** BEGIN Dataset **

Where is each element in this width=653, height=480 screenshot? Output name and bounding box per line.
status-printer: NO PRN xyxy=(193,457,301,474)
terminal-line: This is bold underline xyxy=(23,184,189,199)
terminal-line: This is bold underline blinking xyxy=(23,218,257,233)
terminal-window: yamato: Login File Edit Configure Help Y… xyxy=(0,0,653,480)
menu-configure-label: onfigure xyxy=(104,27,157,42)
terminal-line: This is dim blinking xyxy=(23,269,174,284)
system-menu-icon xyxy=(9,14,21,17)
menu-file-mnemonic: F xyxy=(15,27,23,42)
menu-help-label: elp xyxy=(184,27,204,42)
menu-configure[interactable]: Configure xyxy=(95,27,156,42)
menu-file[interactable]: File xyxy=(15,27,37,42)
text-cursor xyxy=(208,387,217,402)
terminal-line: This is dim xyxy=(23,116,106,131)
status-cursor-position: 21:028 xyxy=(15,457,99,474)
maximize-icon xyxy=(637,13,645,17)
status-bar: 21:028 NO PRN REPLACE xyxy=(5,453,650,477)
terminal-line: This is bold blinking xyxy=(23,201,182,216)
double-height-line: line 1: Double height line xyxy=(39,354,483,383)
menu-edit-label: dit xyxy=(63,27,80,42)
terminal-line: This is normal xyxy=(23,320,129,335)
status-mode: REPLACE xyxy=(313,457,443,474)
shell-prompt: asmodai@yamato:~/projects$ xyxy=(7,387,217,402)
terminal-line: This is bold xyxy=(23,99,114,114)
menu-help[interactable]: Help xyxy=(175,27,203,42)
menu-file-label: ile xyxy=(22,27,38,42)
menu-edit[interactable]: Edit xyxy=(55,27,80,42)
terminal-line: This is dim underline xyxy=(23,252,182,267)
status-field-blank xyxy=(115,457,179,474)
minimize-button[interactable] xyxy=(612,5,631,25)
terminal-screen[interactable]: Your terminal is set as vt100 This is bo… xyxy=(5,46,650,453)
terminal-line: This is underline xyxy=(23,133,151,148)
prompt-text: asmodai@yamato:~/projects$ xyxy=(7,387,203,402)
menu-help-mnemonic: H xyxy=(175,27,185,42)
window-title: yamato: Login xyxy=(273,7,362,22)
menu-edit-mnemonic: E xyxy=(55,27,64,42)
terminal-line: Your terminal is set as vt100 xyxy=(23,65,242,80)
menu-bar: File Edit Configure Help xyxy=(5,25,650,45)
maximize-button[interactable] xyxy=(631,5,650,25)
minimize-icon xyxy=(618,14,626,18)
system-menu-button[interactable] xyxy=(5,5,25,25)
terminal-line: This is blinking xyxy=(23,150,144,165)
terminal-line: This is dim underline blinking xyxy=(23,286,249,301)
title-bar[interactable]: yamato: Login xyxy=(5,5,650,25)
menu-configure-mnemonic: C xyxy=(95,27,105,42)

** END Dataset **

▶ [Task directions]: Copy the rows above line for line, without changing any character.

▶ [Written answer]:
Where is each element in this width=653, height=480 screenshot? Output name and bounding box per line.
status-printer: NO PRN xyxy=(193,457,301,474)
terminal-line: This is bold underline xyxy=(23,184,189,199)
terminal-line: This is bold underline blinking xyxy=(23,218,257,233)
terminal-window: yamato: Login File Edit Configure Help Y… xyxy=(0,0,653,480)
menu-configure-label: onfigure xyxy=(104,27,157,42)
terminal-line: This is dim blinking xyxy=(23,269,174,284)
system-menu-icon xyxy=(9,14,21,17)
menu-file-mnemonic: F xyxy=(15,27,23,42)
menu-help-label: elp xyxy=(184,27,204,42)
menu-configure[interactable]: Configure xyxy=(95,27,156,42)
menu-file[interactable]: File xyxy=(15,27,37,42)
text-cursor xyxy=(208,387,217,402)
terminal-line: This is dim xyxy=(23,116,106,131)
status-cursor-position: 21:028 xyxy=(15,457,99,474)
maximize-icon xyxy=(637,13,645,17)
status-bar: 21:028 NO PRN REPLACE xyxy=(5,453,650,477)
terminal-line: This is bold blinking xyxy=(23,201,182,216)
double-height-line: line 1: Double height line xyxy=(39,354,483,383)
menu-edit-label: dit xyxy=(63,27,80,42)
terminal-line: This is normal xyxy=(23,320,129,335)
status-mode: REPLACE xyxy=(313,457,443,474)
shell-prompt: asmodai@yamato:~/projects$ xyxy=(7,387,217,402)
terminal-line: This is bold xyxy=(23,99,114,114)
menu-help[interactable]: Help xyxy=(175,27,203,42)
menu-file-label: ile xyxy=(22,27,38,42)
menu-edit[interactable]: Edit xyxy=(55,27,80,42)
terminal-line: This is dim underline xyxy=(23,252,182,267)
status-field-blank xyxy=(115,457,179,474)
minimize-button[interactable] xyxy=(612,5,631,25)
terminal-screen[interactable]: Your terminal is set as vt100 This is bo… xyxy=(5,46,650,453)
terminal-line: This is underline xyxy=(23,133,151,148)
prompt-text: asmodai@yamato:~/projects$ xyxy=(7,387,203,402)
menu-help-mnemonic: H xyxy=(175,27,185,42)
window-title: yamato: Login xyxy=(273,7,362,22)
menu-edit-mnemonic: E xyxy=(55,27,64,42)
terminal-line: Your terminal is set as vt100 xyxy=(23,65,242,80)
menu-bar: File Edit Configure Help xyxy=(5,25,650,45)
maximize-button[interactable] xyxy=(631,5,650,25)
minimize-icon xyxy=(618,14,626,18)
system-menu-button[interactable] xyxy=(5,5,25,25)
terminal-line: This is blinking xyxy=(23,150,144,165)
terminal-line: This is dim underline blinking xyxy=(23,286,249,301)
title-bar[interactable]: yamato: Login xyxy=(5,5,650,25)
menu-configure-mnemonic: C xyxy=(95,27,105,42)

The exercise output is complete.